Instructions to follow: Return the data below word for word, with every line unchanged and in its original order.
++++++++++
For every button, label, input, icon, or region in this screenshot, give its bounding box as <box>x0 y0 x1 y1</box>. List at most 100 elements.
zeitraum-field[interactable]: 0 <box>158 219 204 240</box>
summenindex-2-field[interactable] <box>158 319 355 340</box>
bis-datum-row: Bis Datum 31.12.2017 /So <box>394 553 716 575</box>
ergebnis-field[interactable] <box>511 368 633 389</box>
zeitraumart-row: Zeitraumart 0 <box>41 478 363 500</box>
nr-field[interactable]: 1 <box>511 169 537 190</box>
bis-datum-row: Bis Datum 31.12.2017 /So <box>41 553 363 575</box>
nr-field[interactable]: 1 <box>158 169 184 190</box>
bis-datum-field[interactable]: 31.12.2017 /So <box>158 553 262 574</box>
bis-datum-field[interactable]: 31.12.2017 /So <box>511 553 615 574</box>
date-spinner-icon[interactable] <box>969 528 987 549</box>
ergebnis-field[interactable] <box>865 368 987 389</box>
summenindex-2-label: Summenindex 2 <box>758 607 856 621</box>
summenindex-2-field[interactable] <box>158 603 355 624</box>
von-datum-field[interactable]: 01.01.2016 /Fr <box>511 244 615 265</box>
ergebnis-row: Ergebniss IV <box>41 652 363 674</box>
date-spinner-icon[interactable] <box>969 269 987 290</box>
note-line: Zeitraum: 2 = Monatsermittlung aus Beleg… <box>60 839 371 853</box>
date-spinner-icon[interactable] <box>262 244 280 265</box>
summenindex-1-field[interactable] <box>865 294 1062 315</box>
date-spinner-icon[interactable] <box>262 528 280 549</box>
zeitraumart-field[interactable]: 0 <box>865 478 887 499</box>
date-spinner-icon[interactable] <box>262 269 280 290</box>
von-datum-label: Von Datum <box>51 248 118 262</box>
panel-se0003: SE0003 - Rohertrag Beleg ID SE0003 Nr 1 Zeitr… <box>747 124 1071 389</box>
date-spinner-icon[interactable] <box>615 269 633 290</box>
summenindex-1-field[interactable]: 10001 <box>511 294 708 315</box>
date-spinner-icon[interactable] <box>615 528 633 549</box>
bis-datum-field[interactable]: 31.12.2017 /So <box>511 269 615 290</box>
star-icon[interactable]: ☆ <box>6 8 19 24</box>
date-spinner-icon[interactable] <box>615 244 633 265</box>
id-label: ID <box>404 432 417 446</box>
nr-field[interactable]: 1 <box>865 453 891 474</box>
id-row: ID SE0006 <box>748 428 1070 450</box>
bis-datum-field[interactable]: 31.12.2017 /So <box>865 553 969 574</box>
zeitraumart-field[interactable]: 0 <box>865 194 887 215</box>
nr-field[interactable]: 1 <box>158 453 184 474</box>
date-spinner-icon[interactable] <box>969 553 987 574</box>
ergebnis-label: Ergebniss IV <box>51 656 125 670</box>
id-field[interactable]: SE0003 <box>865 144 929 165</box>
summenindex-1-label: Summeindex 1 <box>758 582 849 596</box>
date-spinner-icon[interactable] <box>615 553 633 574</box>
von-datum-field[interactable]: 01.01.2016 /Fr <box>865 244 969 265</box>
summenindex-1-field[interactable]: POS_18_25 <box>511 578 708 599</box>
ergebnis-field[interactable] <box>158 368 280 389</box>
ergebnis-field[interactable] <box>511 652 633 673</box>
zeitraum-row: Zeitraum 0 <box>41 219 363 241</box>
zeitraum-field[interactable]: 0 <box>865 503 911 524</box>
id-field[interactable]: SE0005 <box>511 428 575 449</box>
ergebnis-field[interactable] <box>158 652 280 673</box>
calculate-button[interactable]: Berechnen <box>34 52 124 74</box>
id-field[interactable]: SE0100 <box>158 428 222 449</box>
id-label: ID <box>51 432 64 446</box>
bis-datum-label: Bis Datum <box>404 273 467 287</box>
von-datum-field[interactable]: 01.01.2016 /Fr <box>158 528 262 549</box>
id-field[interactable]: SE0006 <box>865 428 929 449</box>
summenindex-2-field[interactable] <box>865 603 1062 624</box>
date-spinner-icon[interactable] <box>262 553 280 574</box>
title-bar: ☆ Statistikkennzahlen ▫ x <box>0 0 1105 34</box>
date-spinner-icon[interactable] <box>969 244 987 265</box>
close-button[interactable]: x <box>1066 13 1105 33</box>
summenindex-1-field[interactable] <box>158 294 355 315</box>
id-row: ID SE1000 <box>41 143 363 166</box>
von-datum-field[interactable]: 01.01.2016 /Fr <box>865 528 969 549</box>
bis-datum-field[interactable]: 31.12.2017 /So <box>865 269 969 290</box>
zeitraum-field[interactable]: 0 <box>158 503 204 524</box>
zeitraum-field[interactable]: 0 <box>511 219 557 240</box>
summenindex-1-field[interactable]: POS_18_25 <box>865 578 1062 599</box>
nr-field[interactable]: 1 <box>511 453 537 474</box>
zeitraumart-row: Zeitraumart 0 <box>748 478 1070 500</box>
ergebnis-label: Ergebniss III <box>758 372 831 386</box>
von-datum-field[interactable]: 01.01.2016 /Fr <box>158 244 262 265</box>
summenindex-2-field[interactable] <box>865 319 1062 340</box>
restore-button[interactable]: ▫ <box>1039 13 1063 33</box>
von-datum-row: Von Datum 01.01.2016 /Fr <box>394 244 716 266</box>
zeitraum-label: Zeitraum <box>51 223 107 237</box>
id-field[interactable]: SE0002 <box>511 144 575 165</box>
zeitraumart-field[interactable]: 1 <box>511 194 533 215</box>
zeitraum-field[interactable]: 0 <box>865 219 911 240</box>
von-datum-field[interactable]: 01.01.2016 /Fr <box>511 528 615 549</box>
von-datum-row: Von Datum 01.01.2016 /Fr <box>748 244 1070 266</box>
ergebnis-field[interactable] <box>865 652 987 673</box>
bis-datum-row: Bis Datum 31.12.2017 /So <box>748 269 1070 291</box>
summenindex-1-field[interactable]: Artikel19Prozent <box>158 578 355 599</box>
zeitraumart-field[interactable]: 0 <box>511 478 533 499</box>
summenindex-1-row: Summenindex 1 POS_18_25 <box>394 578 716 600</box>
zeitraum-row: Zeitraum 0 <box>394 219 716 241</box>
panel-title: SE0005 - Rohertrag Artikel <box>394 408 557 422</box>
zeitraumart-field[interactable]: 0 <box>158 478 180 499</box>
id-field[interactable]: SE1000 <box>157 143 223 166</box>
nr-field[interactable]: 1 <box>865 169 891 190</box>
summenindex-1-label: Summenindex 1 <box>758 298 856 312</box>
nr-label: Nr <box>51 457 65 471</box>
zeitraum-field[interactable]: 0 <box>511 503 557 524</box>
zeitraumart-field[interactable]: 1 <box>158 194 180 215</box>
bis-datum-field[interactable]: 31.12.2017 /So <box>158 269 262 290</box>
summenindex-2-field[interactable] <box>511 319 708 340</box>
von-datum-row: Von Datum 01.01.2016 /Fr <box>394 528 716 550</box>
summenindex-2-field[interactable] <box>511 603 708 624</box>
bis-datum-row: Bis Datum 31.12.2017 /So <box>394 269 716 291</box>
++++++++++
Solution for this problem:
For every button, label, input, icon, or region in this screenshot, give its bounding box as <box>x0 y0 x1 y1</box>. List at most 100 elements.
zeitraum-field[interactable]: 0 <box>158 219 204 240</box>
summenindex-2-field[interactable] <box>158 319 355 340</box>
bis-datum-row: Bis Datum 31.12.2017 /So <box>394 553 716 575</box>
ergebnis-field[interactable] <box>511 368 633 389</box>
zeitraumart-row: Zeitraumart 0 <box>41 478 363 500</box>
nr-field[interactable]: 1 <box>511 169 537 190</box>
bis-datum-row: Bis Datum 31.12.2017 /So <box>41 553 363 575</box>
nr-field[interactable]: 1 <box>158 169 184 190</box>
bis-datum-field[interactable]: 31.12.2017 /So <box>158 553 262 574</box>
bis-datum-field[interactable]: 31.12.2017 /So <box>511 553 615 574</box>
date-spinner-icon[interactable] <box>969 528 987 549</box>
ergebnis-field[interactable] <box>865 368 987 389</box>
summenindex-2-label: Summenindex 2 <box>758 607 856 621</box>
summenindex-2-field[interactable] <box>158 603 355 624</box>
von-datum-field[interactable]: 01.01.2016 /Fr <box>511 244 615 265</box>
ergebnis-row: Ergebniss IV <box>41 652 363 674</box>
date-spinner-icon[interactable] <box>969 269 987 290</box>
note-line: Zeitraum: 2 = Monatsermittlung aus Beleg… <box>60 839 371 853</box>
date-spinner-icon[interactable] <box>262 244 280 265</box>
summenindex-1-field[interactable] <box>865 294 1062 315</box>
date-spinner-icon[interactable] <box>262 528 280 549</box>
zeitraumart-field[interactable]: 0 <box>865 478 887 499</box>
date-spinner-icon[interactable] <box>262 269 280 290</box>
von-datum-label: Von Datum <box>51 248 118 262</box>
panel-se0003: SE0003 - Rohertrag Beleg ID SE0003 Nr 1 Zeitr… <box>747 124 1071 389</box>
date-spinner-icon[interactable] <box>615 269 633 290</box>
summenindex-1-field[interactable]: 10001 <box>511 294 708 315</box>
date-spinner-icon[interactable] <box>615 528 633 549</box>
bis-datum-field[interactable]: 31.12.2017 /So <box>511 269 615 290</box>
star-icon[interactable]: ☆ <box>6 8 19 24</box>
date-spinner-icon[interactable] <box>615 244 633 265</box>
id-label: ID <box>404 432 417 446</box>
nr-field[interactable]: 1 <box>865 453 891 474</box>
id-row: ID SE0006 <box>748 428 1070 450</box>
bis-datum-field[interactable]: 31.12.2017 /So <box>865 553 969 574</box>
zeitraumart-field[interactable]: 0 <box>865 194 887 215</box>
nr-field[interactable]: 1 <box>158 453 184 474</box>
date-spinner-icon[interactable] <box>969 553 987 574</box>
ergebnis-label: Ergebniss IV <box>51 656 125 670</box>
id-field[interactable]: SE0003 <box>865 144 929 165</box>
summenindex-1-label: Summeindex 1 <box>758 582 849 596</box>
date-spinner-icon[interactable] <box>615 553 633 574</box>
von-datum-field[interactable]: 01.01.2016 /Fr <box>865 244 969 265</box>
summenindex-1-field[interactable]: POS_18_25 <box>511 578 708 599</box>
ergebnis-field[interactable] <box>158 368 280 389</box>
ergebnis-field[interactable] <box>511 652 633 673</box>
zeitraum-row: Zeitraum 0 <box>41 219 363 241</box>
zeitraum-field[interactable]: 0 <box>865 503 911 524</box>
id-field[interactable]: SE0005 <box>511 428 575 449</box>
ergebnis-field[interactable] <box>158 652 280 673</box>
calculate-button[interactable]: Berechnen <box>34 52 124 74</box>
id-field[interactable]: SE0100 <box>158 428 222 449</box>
id-label: ID <box>51 432 64 446</box>
bis-datum-label: Bis Datum <box>404 273 467 287</box>
von-datum-field[interactable]: 01.01.2016 /Fr <box>158 528 262 549</box>
id-field[interactable]: SE0006 <box>865 428 929 449</box>
summenindex-2-field[interactable] <box>865 603 1062 624</box>
date-spinner-icon[interactable] <box>262 553 280 574</box>
title-bar: ☆ Statistikkennzahlen ▫ x <box>0 0 1105 34</box>
date-spinner-icon[interactable] <box>969 244 987 265</box>
close-button[interactable]: x <box>1066 13 1105 33</box>
summenindex-1-field[interactable] <box>158 294 355 315</box>
id-row: ID SE1000 <box>41 143 363 166</box>
von-datum-field[interactable]: 01.01.2016 /Fr <box>865 528 969 549</box>
bis-datum-field[interactable]: 31.12.2017 /So <box>865 269 969 290</box>
zeitraum-field[interactable]: 0 <box>158 503 204 524</box>
zeitraum-field[interactable]: 0 <box>511 219 557 240</box>
summenindex-1-field[interactable]: POS_18_25 <box>865 578 1062 599</box>
nr-field[interactable]: 1 <box>511 453 537 474</box>
zeitraumart-row: Zeitraumart 0 <box>748 478 1070 500</box>
ergebnis-label: Ergebniss III <box>758 372 831 386</box>
von-datum-field[interactable]: 01.01.2016 /Fr <box>158 244 262 265</box>
summenindex-2-field[interactable] <box>865 319 1062 340</box>
restore-button[interactable]: ▫ <box>1039 13 1063 33</box>
von-datum-row: Von Datum 01.01.2016 /Fr <box>394 244 716 266</box>
zeitraum-label: Zeitraum <box>51 223 107 237</box>
id-field[interactable]: SE0002 <box>511 144 575 165</box>
zeitraumart-field[interactable]: 1 <box>511 194 533 215</box>
zeitraum-field[interactable]: 0 <box>865 219 911 240</box>
von-datum-field[interactable]: 01.01.2016 /Fr <box>511 528 615 549</box>
von-datum-row: Von Datum 01.01.2016 /Fr <box>748 244 1070 266</box>
ergebnis-field[interactable] <box>865 652 987 673</box>
bis-datum-row: Bis Datum 31.12.2017 /So <box>748 269 1070 291</box>
summenindex-1-field[interactable]: Artikel19Prozent <box>158 578 355 599</box>
zeitraumart-field[interactable]: 0 <box>511 478 533 499</box>
summenindex-1-row: Summenindex 1 POS_18_25 <box>394 578 716 600</box>
zeitraum-row: Zeitraum 0 <box>394 219 716 241</box>
panel-title: SE0005 - Rohertrag Artikel <box>394 408 557 422</box>
zeitraumart-field[interactable]: 0 <box>158 478 180 499</box>
id-field[interactable]: SE1000 <box>157 143 223 166</box>
nr-field[interactable]: 1 <box>865 169 891 190</box>
summenindex-1-label: Summenindex 1 <box>758 298 856 312</box>
nr-label: Nr <box>51 457 65 471</box>
zeitraum-field[interactable]: 0 <box>511 503 557 524</box>
zeitraumart-field[interactable]: 1 <box>158 194 180 215</box>
bis-datum-field[interactable]: 31.12.2017 /So <box>158 269 262 290</box>
summenindex-2-field[interactable] <box>511 319 708 340</box>
von-datum-row: Von Datum 01.01.2016 /Fr <box>394 528 716 550</box>
summenindex-2-field[interactable] <box>511 603 708 624</box>
bis-datum-row: Bis Datum 31.12.2017 /So <box>394 269 716 291</box>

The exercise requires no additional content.